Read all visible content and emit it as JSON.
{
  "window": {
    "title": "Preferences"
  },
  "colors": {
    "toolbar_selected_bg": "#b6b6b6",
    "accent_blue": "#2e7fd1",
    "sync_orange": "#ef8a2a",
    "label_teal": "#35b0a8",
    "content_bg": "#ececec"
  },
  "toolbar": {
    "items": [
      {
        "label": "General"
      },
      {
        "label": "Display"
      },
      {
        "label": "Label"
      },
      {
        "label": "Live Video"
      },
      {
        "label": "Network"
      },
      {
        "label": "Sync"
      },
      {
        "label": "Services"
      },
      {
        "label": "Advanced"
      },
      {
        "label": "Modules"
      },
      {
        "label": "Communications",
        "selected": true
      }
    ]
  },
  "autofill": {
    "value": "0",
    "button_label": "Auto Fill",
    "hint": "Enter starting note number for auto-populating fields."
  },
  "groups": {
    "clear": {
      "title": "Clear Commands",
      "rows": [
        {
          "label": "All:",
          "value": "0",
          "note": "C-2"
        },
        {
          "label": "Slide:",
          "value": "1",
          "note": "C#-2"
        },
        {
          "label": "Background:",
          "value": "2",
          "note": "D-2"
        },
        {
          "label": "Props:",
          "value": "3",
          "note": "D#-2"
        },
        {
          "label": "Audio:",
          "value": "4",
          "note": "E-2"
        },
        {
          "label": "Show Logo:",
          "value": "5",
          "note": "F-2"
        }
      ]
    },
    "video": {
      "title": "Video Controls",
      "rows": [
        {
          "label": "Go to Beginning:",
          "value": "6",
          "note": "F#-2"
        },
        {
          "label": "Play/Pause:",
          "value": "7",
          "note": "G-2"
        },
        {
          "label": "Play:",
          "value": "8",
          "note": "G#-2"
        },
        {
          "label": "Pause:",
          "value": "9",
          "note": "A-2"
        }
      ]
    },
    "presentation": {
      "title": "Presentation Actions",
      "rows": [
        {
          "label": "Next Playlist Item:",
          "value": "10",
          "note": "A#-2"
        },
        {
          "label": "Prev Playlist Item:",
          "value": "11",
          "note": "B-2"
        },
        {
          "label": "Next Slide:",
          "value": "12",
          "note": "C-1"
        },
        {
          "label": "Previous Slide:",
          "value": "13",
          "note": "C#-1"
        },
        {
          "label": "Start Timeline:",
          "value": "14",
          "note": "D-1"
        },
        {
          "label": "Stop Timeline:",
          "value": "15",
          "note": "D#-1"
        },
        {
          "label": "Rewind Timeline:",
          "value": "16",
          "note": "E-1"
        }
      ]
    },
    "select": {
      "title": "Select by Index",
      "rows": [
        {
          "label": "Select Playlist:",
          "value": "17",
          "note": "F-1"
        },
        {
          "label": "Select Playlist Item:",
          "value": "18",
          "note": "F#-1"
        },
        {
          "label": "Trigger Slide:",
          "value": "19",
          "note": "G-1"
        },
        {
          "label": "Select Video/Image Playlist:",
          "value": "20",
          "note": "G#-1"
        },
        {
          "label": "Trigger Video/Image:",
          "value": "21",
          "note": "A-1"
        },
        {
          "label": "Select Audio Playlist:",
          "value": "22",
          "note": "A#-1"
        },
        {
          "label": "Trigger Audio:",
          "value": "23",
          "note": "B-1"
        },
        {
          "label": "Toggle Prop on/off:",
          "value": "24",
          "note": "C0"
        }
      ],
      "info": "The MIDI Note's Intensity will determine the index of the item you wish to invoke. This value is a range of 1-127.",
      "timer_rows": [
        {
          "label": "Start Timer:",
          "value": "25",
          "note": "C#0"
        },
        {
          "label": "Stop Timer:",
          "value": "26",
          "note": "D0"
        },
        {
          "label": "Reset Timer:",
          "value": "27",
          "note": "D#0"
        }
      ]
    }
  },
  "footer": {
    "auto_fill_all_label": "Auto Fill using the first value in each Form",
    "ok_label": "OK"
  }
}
....................
_Directive_
Every line above should be retyped exactly as given.

_Solution_
Read all visible content and emit it as JSON.
{
  "window": {
    "title": "Preferences"
  },
  "colors": {
    "toolbar_selected_bg": "#b6b6b6",
    "accent_blue": "#2e7fd1",
    "sync_orange": "#ef8a2a",
    "label_teal": "#35b0a8",
    "content_bg": "#ececec"
  },
  "toolbar": {
    "items": [
      {
        "label": "General"
      },
      {
        "label": "Display"
      },
      {
        "label": "Label"
      },
      {
        "label": "Live Video"
      },
      {
        "label": "Network"
      },
      {
        "label": "Sync"
      },
      {
        "label": "Services"
      },
      {
        "label": "Advanced"
      },
      {
        "label": "Modules"
      },
      {
        "label": "Communications",
        "selected": true
      }
    ]
  },
  "autofill": {
    "value": "0",
    "button_label": "Auto Fill",
    "hint": "Enter starting note number for auto-populating fields."
  },
  "groups": {
    "clear": {
      "title": "Clear Commands",
      "rows": [
        {
          "label": "All:",
          "value": "0",
          "note": "C-2"
        },
        {
          "label": "Slide:",
          "value": "1",
          "note": "C#-2"
        },
        {
          "label": "Background:",
          "value": "2",
          "note": "D-2"
        },
        {
          "label": "Props:",
          "value": "3",
          "note": "D#-2"
        },
        {
          "label": "Audio:",
          "value": "4",
          "note": "E-2"
        },
        {
          "label": "Show Logo:",
          "value": "5",
          "note": "F-2"
        }
      ]
    },
    "video": {
      "title": "Video Controls",
      "rows": [
        {
          "label": "Go to Beginning:",
          "value": "6",
          "note": "F#-2"
        },
        {
          "label": "Play/Pause:",
          "value": "7",
          "note": "G-2"
        },
        {
          "label": "Play:",
          "value": "8",
          "note": "G#-2"
        },
        {
          "label": "Pause:",
          "value": "9",
          "note": "A-2"
        }
      ]
    },
    "presentation": {
      "title": "Presentation Actions",
      "rows": [
        {
          "label": "Next Playlist Item:",
          "value": "10",
          "note": "A#-2"
        },
        {
          "label": "Prev Playlist Item:",
          "value": "11",
          "note": "B-2"
        },
        {
          "label": "Next Slide:",
          "value": "12",
          "note": "C-1"
        },
        {
          "label": "Previous Slide:",
          "value": "13",
          "note": "C#-1"
        },
        {
          "label": "Start Timeline:",
          "value": "14",
          "note": "D-1"
        },
        {
          "label": "Stop Timeline:",
          "value": "15",
          "note": "D#-1"
        },
        {
          "label": "Rewind Timeline:",
          "value": "16",
          "note": "E-1"
        }
      ]
    },
    "select": {
      "title": "Select by Index",
      "rows": [
        {
          "label": "Select Playlist:",
          "value": "17",
          "note": "F-1"
        },
        {
          "label": "Select Playlist Item:",
          "value": "18",
          "note": "F#-1"
        },
        {
          "label": "Trigger Slide:",
          "value": "19",
          "note": "G-1"
        },
        {
          "label": "Select Video/Image Playlist:",
          "value": "20",
          "note": "G#-1"
        },
        {
          "label": "Trigger Video/Image:",
          "value": "21",
          "note": "A-1"
        },
        {
          "label": "Select Audio Playlist:",
          "value": "22",
          "note": "A#-1"
        },
        {
          "label": "Trigger Audio:",
          "value": "23",
          "note": "B-1"
        },
        {
          "label": "Toggle Prop on/off:",
          "value": "24",
          "note": "C0"
        }
      ],
      "info": "The MIDI Note's Intensity will determine the index of the item you wish to invoke. This value is a range of 1-127.",
      "timer_rows": [
        {
          "label": "Start Timer:",
          "value": "25",
          "note": "C#0"
        },
        {
          "label": "Stop Timer:",
          "value": "26",
          "note": "D0"
        },
        {
          "label": "Reset Timer:",
          "value": "27",
          "note": "D#0"
        }
      ]
    }
  },
  "footer": {
    "auto_fill_all_label": "Auto Fill using the first value in each Form",
    "ok_label": "OK"
  }
}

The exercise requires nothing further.